──────── PROVIDED DATA ────────
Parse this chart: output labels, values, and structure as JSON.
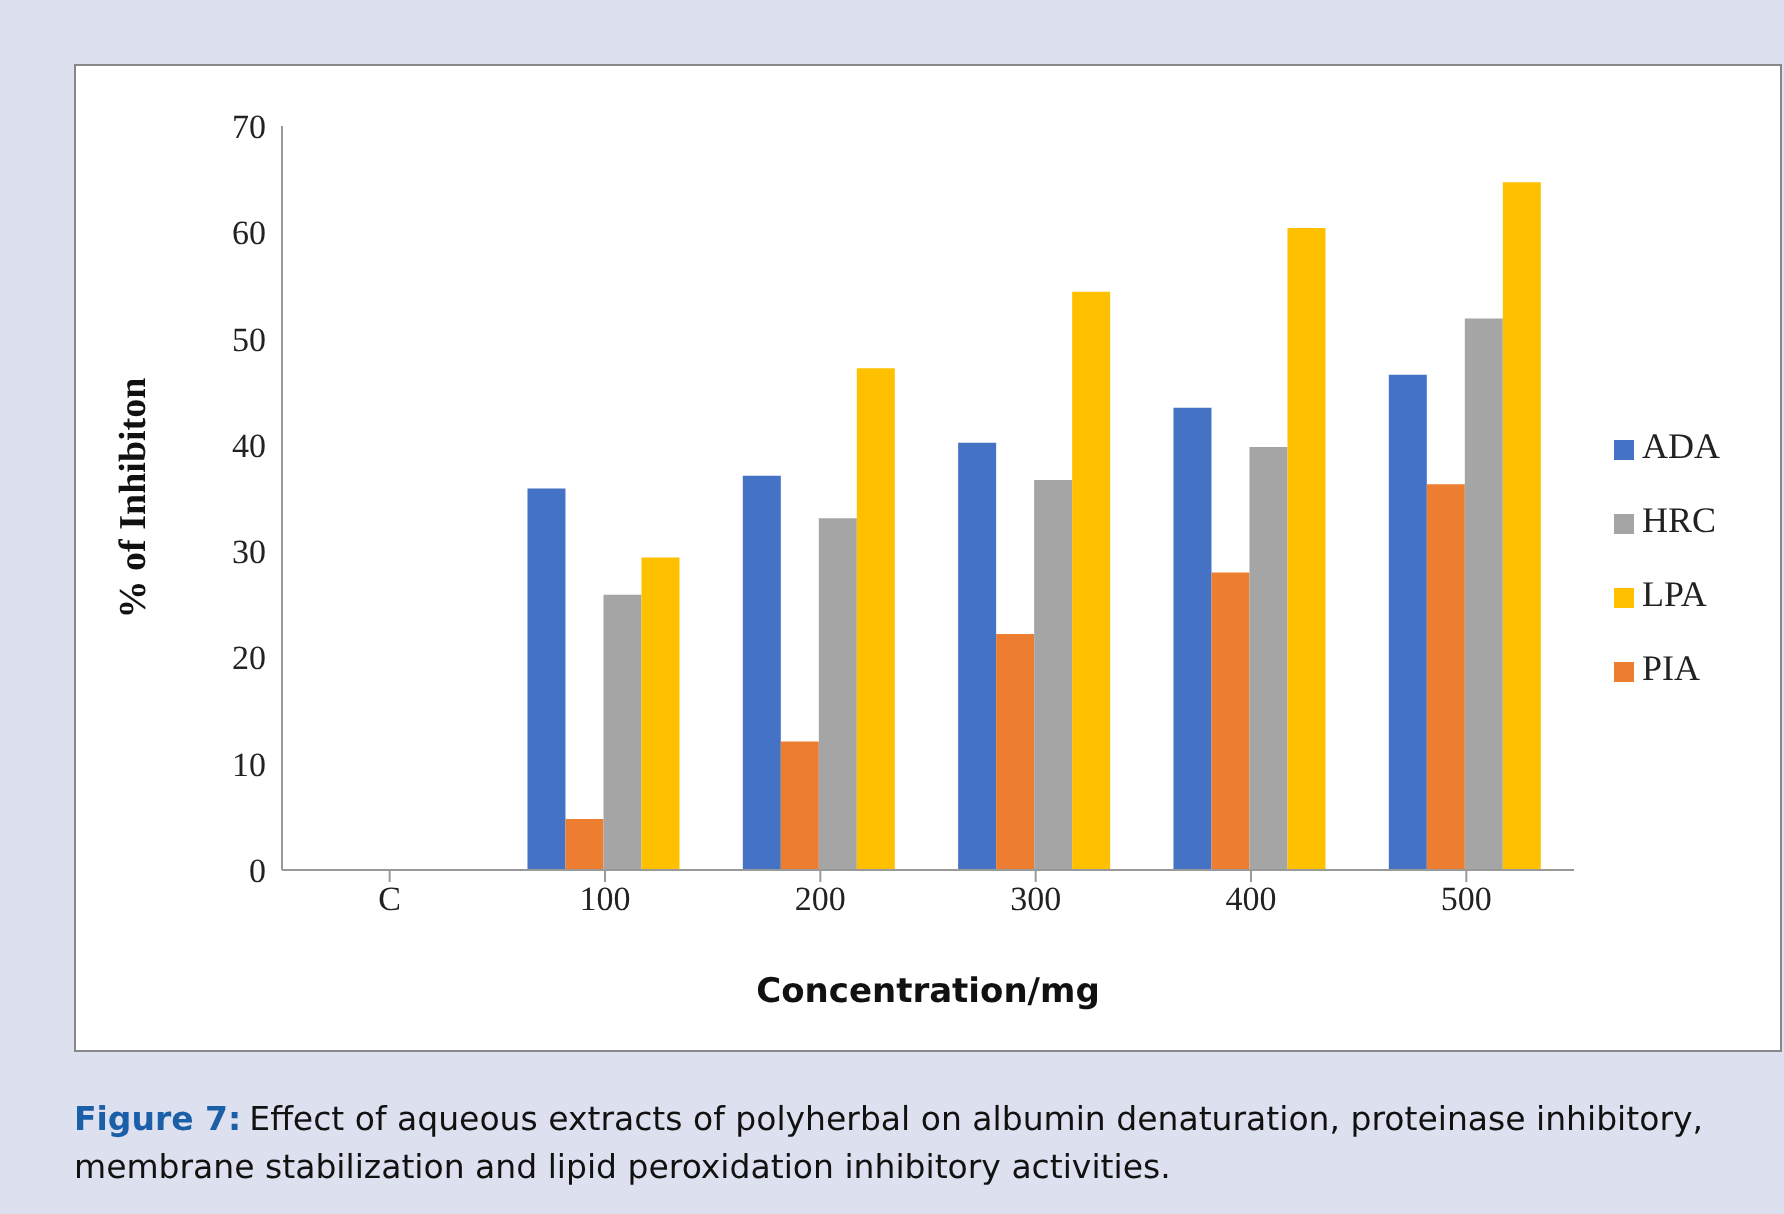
{
  "chart_data": {
    "type": "bar",
    "xlabel": "Concentration/mg",
    "ylabel": "% of Inhibiton",
    "categories": [
      "C",
      "100",
      "200",
      "300",
      "400",
      "500"
    ],
    "series": [
      {
        "name": "ADA",
        "color": "#4472c4",
        "values": [
          null,
          35.9,
          37.1,
          40.2,
          43.5,
          46.6
        ]
      },
      {
        "name": "PIA",
        "color": "#ed7d31",
        "values": [
          null,
          4.8,
          12.1,
          22.2,
          28.0,
          36.3
        ]
      },
      {
        "name": "HRC",
        "color": "#a5a5a5",
        "values": [
          null,
          25.9,
          33.1,
          36.7,
          39.8,
          51.9
        ]
      },
      {
        "name": "LPA",
        "color": "#ffc000",
        "values": [
          null,
          29.4,
          47.2,
          54.4,
          60.4,
          64.7
        ]
      }
    ],
    "ylim": [
      0,
      70
    ],
    "yticks": [
      0,
      10,
      20,
      30,
      40,
      50,
      60,
      70
    ],
    "grid": false,
    "legend": "right",
    "annotations": [
      "Figure 7:",
      "Effect of aqueous extracts of polyherbal on albumin denaturation, proteinase inhibitory, membrane stabilization and lipid peroxidation inhibitory activities."
    ]
  }
}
────────
(TASK GOAL) Set down all of the entries exactly as they stand, without any image.

(EXPECTED ANSWER)
Parse this chart: output labels, values, and structure as JSON.
{
  "chart_data": {
    "type": "bar",
    "xlabel": "Concentration/mg",
    "ylabel": "% of Inhibiton",
    "categories": [
      "C",
      "100",
      "200",
      "300",
      "400",
      "500"
    ],
    "series": [
      {
        "name": "ADA",
        "color": "#4472c4",
        "values": [
          null,
          35.9,
          37.1,
          40.2,
          43.5,
          46.6
        ]
      },
      {
        "name": "PIA",
        "color": "#ed7d31",
        "values": [
          null,
          4.8,
          12.1,
          22.2,
          28.0,
          36.3
        ]
      },
      {
        "name": "HRC",
        "color": "#a5a5a5",
        "values": [
          null,
          25.9,
          33.1,
          36.7,
          39.8,
          51.9
        ]
      },
      {
        "name": "LPA",
        "color": "#ffc000",
        "values": [
          null,
          29.4,
          47.2,
          54.4,
          60.4,
          64.7
        ]
      }
    ],
    "ylim": [
      0,
      70
    ],
    "yticks": [
      0,
      10,
      20,
      30,
      40,
      50,
      60,
      70
    ],
    "grid": false,
    "legend": "right",
    "annotations": [
      "Figure 7:",
      "Effect of aqueous extracts of polyherbal on albumin denaturation, proteinase inhibitory, membrane stabilization and lipid peroxidation inhibitory activities."
    ]
  }
}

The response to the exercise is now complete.